-- Written problem --
Reproduce each of the lines word for word.

--------

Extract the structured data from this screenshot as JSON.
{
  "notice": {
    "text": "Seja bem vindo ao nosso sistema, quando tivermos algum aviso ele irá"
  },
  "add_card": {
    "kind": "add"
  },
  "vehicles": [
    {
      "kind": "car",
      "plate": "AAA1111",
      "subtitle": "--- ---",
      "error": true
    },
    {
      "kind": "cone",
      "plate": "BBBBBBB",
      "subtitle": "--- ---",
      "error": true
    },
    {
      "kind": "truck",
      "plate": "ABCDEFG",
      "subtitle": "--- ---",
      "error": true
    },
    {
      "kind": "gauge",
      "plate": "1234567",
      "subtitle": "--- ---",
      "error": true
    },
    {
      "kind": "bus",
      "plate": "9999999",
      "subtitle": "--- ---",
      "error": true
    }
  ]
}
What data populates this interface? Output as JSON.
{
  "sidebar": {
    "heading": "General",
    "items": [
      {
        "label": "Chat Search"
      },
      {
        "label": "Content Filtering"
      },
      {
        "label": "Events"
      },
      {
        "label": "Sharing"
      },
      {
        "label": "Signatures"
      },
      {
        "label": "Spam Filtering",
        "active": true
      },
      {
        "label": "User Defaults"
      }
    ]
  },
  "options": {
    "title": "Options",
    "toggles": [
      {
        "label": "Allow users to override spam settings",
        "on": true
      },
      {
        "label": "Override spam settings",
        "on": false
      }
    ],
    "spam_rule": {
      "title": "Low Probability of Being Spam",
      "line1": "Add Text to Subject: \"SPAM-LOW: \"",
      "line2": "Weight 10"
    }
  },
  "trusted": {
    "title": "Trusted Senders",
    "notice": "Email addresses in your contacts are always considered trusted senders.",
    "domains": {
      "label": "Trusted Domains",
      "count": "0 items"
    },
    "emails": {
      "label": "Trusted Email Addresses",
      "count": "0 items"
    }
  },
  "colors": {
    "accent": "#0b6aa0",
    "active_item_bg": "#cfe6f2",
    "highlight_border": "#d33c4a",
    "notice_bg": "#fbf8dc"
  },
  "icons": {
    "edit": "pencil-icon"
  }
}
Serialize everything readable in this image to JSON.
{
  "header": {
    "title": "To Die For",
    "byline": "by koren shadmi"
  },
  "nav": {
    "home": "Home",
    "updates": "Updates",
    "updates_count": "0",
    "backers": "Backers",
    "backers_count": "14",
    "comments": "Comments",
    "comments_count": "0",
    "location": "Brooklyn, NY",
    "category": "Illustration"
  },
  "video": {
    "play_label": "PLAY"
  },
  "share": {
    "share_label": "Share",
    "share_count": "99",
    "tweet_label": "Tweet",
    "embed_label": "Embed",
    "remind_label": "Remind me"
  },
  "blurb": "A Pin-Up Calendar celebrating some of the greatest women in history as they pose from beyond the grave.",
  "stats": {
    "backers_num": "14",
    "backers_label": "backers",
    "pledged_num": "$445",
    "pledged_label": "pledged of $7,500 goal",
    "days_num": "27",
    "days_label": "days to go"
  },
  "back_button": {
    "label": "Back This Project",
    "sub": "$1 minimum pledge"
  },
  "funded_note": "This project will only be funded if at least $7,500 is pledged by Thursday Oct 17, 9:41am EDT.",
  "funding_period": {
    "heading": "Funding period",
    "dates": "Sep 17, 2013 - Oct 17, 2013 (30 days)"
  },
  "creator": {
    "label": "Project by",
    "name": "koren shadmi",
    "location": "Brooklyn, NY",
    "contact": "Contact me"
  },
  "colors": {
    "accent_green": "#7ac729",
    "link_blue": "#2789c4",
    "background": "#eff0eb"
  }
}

--------

-- Full answer --
Extract the structured data from this screenshot as JSON.
{
  "notice": {
    "text": "Seja bem vindo ao nosso sistema, quando tivermos algum aviso ele irá"
  },
  "add_card": {
    "kind": "add"
  },
  "vehicles": [
    {
      "kind": "car",
      "plate": "AAA1111",
      "subtitle": "--- ---",
      "error": true
    },
    {
      "kind": "cone",
      "plate": "BBBBBBB",
      "subtitle": "--- ---",
      "error": true
    },
    {
      "kind": "truck",
      "plate": "ABCDEFG",
      "subtitle": "--- ---",
      "error": true
    },
    {
      "kind": "gauge",
      "plate": "1234567",
      "subtitle": "--- ---",
      "error": true
    },
    {
      "kind": "bus",
      "plate": "9999999",
      "subtitle": "--- ---",
      "error": true
    }
  ]
}
What data populates this interface? Output as JSON.
{
  "sidebar": {
    "heading": "General",
    "items": [
      {
        "label": "Chat Search"
      },
      {
        "label": "Content Filtering"
      },
      {
        "label": "Events"
      },
      {
        "label": "Sharing"
      },
      {
        "label": "Signatures"
      },
      {
        "label": "Spam Filtering",
        "active": true
      },
      {
        "label": "User Defaults"
      }
    ]
  },
  "options": {
    "title": "Options",
    "toggles": [
      {
        "label": "Allow users to override spam settings",
        "on": true
      },
      {
        "label": "Override spam settings",
        "on": false
      }
    ],
    "spam_rule": {
      "title": "Low Probability of Being Spam",
      "line1": "Add Text to Subject: \"SPAM-LOW: \"",
      "line2": "Weight 10"
    }
  },
  "trusted": {
    "title": "Trusted Senders",
    "notice": "Email addresses in your contacts are always considered trusted senders.",
    "domains": {
      "label": "Trusted Domains",
      "count": "0 items"
    },
    "emails": {
      "label": "Trusted Email Addresses",
      "count": "0 items"
    }
  },
  "colors": {
    "accent": "#0b6aa0",
    "active_item_bg": "#cfe6f2",
    "highlight_border": "#d33c4a",
    "notice_bg": "#fbf8dc"
  },
  "icons": {
    "edit": "pencil-icon"
  }
}
Serialize everything readable in this image to JSON.
{
  "header": {
    "title": "To Die For",
    "byline": "by koren shadmi"
  },
  "nav": {
    "home": "Home",
    "updates": "Updates",
    "updates_count": "0",
    "backers": "Backers",
    "backers_count": "14",
    "comments": "Comments",
    "comments_count": "0",
    "location": "Brooklyn, NY",
    "category": "Illustration"
  },
  "video": {
    "play_label": "PLAY"
  },
  "share": {
    "share_label": "Share",
    "share_count": "99",
    "tweet_label": "Tweet",
    "embed_label": "Embed",
    "remind_label": "Remind me"
  },
  "blurb": "A Pin-Up Calendar celebrating some of the greatest women in history as they pose from beyond the grave.",
  "stats": {
    "backers_num": "14",
    "backers_label": "backers",
    "pledged_num": "$445",
    "pledged_label": "pledged of $7,500 goal",
    "days_num": "27",
    "days_label": "days to go"
  },
  "back_button": {
    "label": "Back This Project",
    "sub": "$1 minimum pledge"
  },
  "funded_note": "This project will only be funded if at least $7,500 is pledged by Thursday Oct 17, 9:41am EDT.",
  "funding_period": {
    "heading": "Funding period",
    "dates": "Sep 17, 2013 - Oct 17, 2013 (30 days)"
  },
  "creator": {
    "label": "Project by",
    "name": "koren shadmi",
    "location": "Brooklyn, NY",
    "contact": "Contact me"
  },
  "colors": {
    "accent_green": "#7ac729",
    "link_blue": "#2789c4",
    "background": "#eff0eb"
  }
}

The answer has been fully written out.